**Stated goal**. Output every line below exactly.

**Collected data entries**.

*-*-*

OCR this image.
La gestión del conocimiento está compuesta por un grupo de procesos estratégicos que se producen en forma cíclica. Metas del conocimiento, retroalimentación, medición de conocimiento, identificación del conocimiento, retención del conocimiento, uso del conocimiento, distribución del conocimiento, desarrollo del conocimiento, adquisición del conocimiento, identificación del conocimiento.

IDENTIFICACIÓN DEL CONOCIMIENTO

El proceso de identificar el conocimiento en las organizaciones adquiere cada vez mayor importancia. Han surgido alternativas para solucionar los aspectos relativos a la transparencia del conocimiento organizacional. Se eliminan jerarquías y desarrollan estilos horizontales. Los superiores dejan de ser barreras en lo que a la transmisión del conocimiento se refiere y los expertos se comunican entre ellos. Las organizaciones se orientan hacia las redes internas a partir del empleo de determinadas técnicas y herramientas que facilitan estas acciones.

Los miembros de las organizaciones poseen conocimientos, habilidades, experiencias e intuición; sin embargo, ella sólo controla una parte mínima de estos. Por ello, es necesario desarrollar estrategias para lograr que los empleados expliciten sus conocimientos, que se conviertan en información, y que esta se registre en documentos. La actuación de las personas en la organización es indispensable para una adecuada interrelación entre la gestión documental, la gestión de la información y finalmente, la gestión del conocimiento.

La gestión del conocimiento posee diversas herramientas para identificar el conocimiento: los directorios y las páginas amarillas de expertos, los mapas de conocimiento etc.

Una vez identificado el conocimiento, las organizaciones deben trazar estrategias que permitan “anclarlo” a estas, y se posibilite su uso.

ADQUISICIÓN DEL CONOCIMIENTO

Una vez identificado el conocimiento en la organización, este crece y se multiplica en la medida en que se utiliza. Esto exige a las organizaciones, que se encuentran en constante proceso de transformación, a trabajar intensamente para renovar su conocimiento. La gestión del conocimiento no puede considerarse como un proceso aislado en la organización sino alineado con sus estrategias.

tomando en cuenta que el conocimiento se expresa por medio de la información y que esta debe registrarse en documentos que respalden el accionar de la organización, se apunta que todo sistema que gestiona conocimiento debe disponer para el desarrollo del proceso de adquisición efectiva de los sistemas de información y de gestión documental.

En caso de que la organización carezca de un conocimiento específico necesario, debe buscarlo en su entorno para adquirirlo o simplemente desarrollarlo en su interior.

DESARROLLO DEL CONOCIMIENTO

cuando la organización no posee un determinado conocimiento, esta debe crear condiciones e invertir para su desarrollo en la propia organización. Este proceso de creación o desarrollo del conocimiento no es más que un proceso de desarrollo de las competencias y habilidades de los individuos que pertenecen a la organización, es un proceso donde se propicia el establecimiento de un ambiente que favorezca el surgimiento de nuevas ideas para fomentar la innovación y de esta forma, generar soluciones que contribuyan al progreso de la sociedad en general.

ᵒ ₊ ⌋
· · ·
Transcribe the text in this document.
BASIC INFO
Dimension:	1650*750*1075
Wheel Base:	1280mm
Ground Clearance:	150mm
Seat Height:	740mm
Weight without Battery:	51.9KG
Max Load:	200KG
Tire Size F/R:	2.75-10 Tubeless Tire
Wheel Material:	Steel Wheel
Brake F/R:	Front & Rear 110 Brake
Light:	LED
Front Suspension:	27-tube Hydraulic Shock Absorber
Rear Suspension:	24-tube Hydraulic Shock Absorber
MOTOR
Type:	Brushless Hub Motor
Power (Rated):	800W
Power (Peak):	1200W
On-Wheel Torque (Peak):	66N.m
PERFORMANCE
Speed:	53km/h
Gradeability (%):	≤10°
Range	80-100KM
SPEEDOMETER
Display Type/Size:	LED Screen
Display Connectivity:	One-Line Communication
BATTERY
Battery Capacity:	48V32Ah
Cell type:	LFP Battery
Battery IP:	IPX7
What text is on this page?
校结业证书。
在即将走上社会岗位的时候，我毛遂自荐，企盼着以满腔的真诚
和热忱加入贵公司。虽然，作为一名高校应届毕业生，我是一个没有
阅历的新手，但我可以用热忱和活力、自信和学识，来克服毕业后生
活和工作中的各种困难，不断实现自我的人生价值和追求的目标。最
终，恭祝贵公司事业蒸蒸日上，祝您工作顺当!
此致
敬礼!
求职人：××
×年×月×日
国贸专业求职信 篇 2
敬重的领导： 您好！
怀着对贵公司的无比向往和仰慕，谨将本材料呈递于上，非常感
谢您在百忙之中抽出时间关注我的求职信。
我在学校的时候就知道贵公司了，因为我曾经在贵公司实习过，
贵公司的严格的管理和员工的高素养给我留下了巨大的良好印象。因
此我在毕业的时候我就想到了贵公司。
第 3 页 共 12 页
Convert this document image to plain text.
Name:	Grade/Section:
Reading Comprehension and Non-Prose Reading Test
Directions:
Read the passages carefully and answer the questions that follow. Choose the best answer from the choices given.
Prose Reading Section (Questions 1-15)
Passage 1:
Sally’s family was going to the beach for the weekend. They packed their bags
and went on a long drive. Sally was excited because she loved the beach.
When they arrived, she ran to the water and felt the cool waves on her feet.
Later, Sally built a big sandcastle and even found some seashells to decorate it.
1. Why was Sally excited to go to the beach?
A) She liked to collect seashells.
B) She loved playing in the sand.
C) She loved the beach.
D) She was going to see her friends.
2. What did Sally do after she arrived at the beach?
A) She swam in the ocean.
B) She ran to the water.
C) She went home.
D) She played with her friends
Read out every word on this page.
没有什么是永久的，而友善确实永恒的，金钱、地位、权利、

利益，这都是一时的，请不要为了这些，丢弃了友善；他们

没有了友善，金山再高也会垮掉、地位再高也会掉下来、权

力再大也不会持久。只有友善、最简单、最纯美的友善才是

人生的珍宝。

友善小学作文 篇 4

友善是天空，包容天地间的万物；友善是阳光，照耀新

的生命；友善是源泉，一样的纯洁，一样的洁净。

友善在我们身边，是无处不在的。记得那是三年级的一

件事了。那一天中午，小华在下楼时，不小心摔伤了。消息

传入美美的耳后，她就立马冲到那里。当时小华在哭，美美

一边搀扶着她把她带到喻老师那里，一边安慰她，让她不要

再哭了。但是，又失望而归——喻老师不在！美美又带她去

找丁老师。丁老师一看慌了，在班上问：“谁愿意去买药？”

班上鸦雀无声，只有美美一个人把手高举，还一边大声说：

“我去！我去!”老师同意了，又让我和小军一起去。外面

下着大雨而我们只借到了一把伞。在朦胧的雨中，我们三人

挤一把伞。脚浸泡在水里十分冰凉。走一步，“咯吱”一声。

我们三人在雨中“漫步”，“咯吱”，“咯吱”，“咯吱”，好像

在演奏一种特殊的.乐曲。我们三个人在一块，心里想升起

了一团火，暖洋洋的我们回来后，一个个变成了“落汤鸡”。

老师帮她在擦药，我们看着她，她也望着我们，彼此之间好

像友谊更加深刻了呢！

*-*-*

**Exercise response**.
OCR this image.
La gestión del conocimiento está compuesta por un grupo de procesos estratégicos que se producen en forma cíclica. Metas del conocimiento, retroalimentación, medición de conocimiento, identificación del conocimiento, retención del conocimiento, uso del conocimiento, distribución del conocimiento, desarrollo del conocimiento, adquisición del conocimiento, identificación del conocimiento.

IDENTIFICACIÓN DEL CONOCIMIENTO

El proceso de identificar el conocimiento en las organizaciones adquiere cada vez mayor importancia. Han surgido alternativas para solucionar los aspectos relativos a la transparencia del conocimiento organizacional. Se eliminan jerarquías y desarrollan estilos horizontales. Los superiores dejan de ser barreras en lo que a la transmisión del conocimiento se refiere y los expertos se comunican entre ellos. Las organizaciones se orientan hacia las redes internas a partir del empleo de determinadas técnicas y herramientas que facilitan estas acciones.

Los miembros de las organizaciones poseen conocimientos, habilidades, experiencias e intuición; sin embargo, ella sólo controla una parte mínima de estos. Por ello, es necesario desarrollar estrategias para lograr que los empleados expliciten sus conocimientos, que se conviertan en información, y que esta se registre en documentos. La actuación de las personas en la organización es indispensable para una adecuada interrelación entre la gestión documental, la gestión de la información y finalmente, la gestión del conocimiento.

La gestión del conocimiento posee diversas herramientas para identificar el conocimiento: los directorios y las páginas amarillas de expertos, los mapas de conocimiento etc.

Una vez identificado el conocimiento, las organizaciones deben trazar estrategias que permitan “anclarlo” a estas, y se posibilite su uso.

ADQUISICIÓN DEL CONOCIMIENTO

Una vez identificado el conocimiento en la organización, este crece y se multiplica en la medida en que se utiliza. Esto exige a las organizaciones, que se encuentran en constante proceso de transformación, a trabajar intensamente para renovar su conocimiento. La gestión del conocimiento no puede considerarse como un proceso aislado en la organización sino alineado con sus estrategias.

tomando en cuenta que el conocimiento se expresa por medio de la información y que esta debe registrarse en documentos que respalden el accionar de la organización, se apunta que todo sistema que gestiona conocimiento debe disponer para el desarrollo del proceso de adquisición efectiva de los sistemas de información y de gestión documental.

En caso de que la organización carezca de un conocimiento específico necesario, debe buscarlo en su entorno para adquirirlo o simplemente desarrollarlo en su interior.

DESARROLLO DEL CONOCIMIENTO

cuando la organización no posee un determinado conocimiento, esta debe crear condiciones e invertir para su desarrollo en la propia organización. Este proceso de creación o desarrollo del conocimiento no es más que un proceso de desarrollo de las competencias y habilidades de los individuos que pertenecen a la organización, es un proceso donde se propicia el establecimiento de un ambiente que favorezca el surgimiento de nuevas ideas para fomentar la innovación y de esta forma, generar soluciones que contribuyan al progreso de la sociedad en general.

ᵒ ₊ ⌋
· · ·
Transcribe the text in this document.
BASIC INFO
Dimension:	1650*750*1075
Wheel Base:	1280mm
Ground Clearance:	150mm
Seat Height:	740mm
Weight without Battery:	51.9KG
Max Load:	200KG
Tire Size F/R:	2.75-10 Tubeless Tire
Wheel Material:	Steel Wheel
Brake F/R:	Front & Rear 110 Brake
Light:	LED
Front Suspension:	27-tube Hydraulic Shock Absorber
Rear Suspension:	24-tube Hydraulic Shock Absorber
MOTOR
Type:	Brushless Hub Motor
Power (Rated):	800W
Power (Peak):	1200W
On-Wheel Torque (Peak):	66N.m
PERFORMANCE
Speed:	53km/h
Gradeability (%):	≤10°
Range	80-100KM
SPEEDOMETER
Display Type/Size:	LED Screen
Display Connectivity:	One-Line Communication
BATTERY
Battery Capacity:	48V32Ah
Cell type:	LFP Battery
Battery IP:	IPX7
What text is on this page?
校结业证书。
在即将走上社会岗位的时候，我毛遂自荐，企盼着以满腔的真诚
和热忱加入贵公司。虽然，作为一名高校应届毕业生，我是一个没有
阅历的新手，但我可以用热忱和活力、自信和学识，来克服毕业后生
活和工作中的各种困难，不断实现自我的人生价值和追求的目标。最
终，恭祝贵公司事业蒸蒸日上，祝您工作顺当!
此致
敬礼!
求职人：××
×年×月×日
国贸专业求职信 篇 2
敬重的领导： 您好！
怀着对贵公司的无比向往和仰慕，谨将本材料呈递于上，非常感
谢您在百忙之中抽出时间关注我的求职信。
我在学校的时候就知道贵公司了，因为我曾经在贵公司实习过，
贵公司的严格的管理和员工的高素养给我留下了巨大的良好印象。因
此我在毕业的时候我就想到了贵公司。
第 3 页 共 12 页
Convert this document image to plain text.
Name:	Grade/Section:
Reading Comprehension and Non-Prose Reading Test
Directions:
Read the passages carefully and answer the questions that follow. Choose the best answer from the choices given.
Prose Reading Section (Questions 1-15)
Passage 1:
Sally’s family was going to the beach for the weekend. They packed their bags
and went on a long drive. Sally was excited because she loved the beach.
When they arrived, she ran to the water and felt the cool waves on her feet.
Later, Sally built a big sandcastle and even found some seashells to decorate it.
1. Why was Sally excited to go to the beach?
A) She liked to collect seashells.
B) She loved playing in the sand.
C) She loved the beach.
D) She was going to see her friends.
2. What did Sally do after she arrived at the beach?
A) She swam in the ocean.
B) She ran to the water.
C) She went home.
D) She played with her friends
Read out every word on this page.
没有什么是永久的，而友善确实永恒的，金钱、地位、权利、

利益，这都是一时的，请不要为了这些，丢弃了友善；他们

没有了友善，金山再高也会垮掉、地位再高也会掉下来、权

力再大也不会持久。只有友善、最简单、最纯美的友善才是

人生的珍宝。

友善小学作文 篇 4

友善是天空，包容天地间的万物；友善是阳光，照耀新

的生命；友善是源泉，一样的纯洁，一样的洁净。

友善在我们身边，是无处不在的。记得那是三年级的一

件事了。那一天中午，小华在下楼时，不小心摔伤了。消息

传入美美的耳后，她就立马冲到那里。当时小华在哭，美美

一边搀扶着她把她带到喻老师那里，一边安慰她，让她不要

再哭了。但是，又失望而归——喻老师不在！美美又带她去

找丁老师。丁老师一看慌了，在班上问：“谁愿意去买药？”

班上鸦雀无声，只有美美一个人把手高举，还一边大声说：

“我去！我去!”老师同意了，又让我和小军一起去。外面

下着大雨而我们只借到了一把伞。在朦胧的雨中，我们三人

挤一把伞。脚浸泡在水里十分冰凉。走一步，“咯吱”一声。

我们三人在雨中“漫步”，“咯吱”，“咯吱”，“咯吱”，好像

在演奏一种特殊的.乐曲。我们三个人在一块，心里想升起

了一团火，暖洋洋的我们回来后，一个个变成了“落汤鸡”。

老师帮她在擦药，我们看着她，她也望着我们，彼此之间好

像友谊更加深刻了呢！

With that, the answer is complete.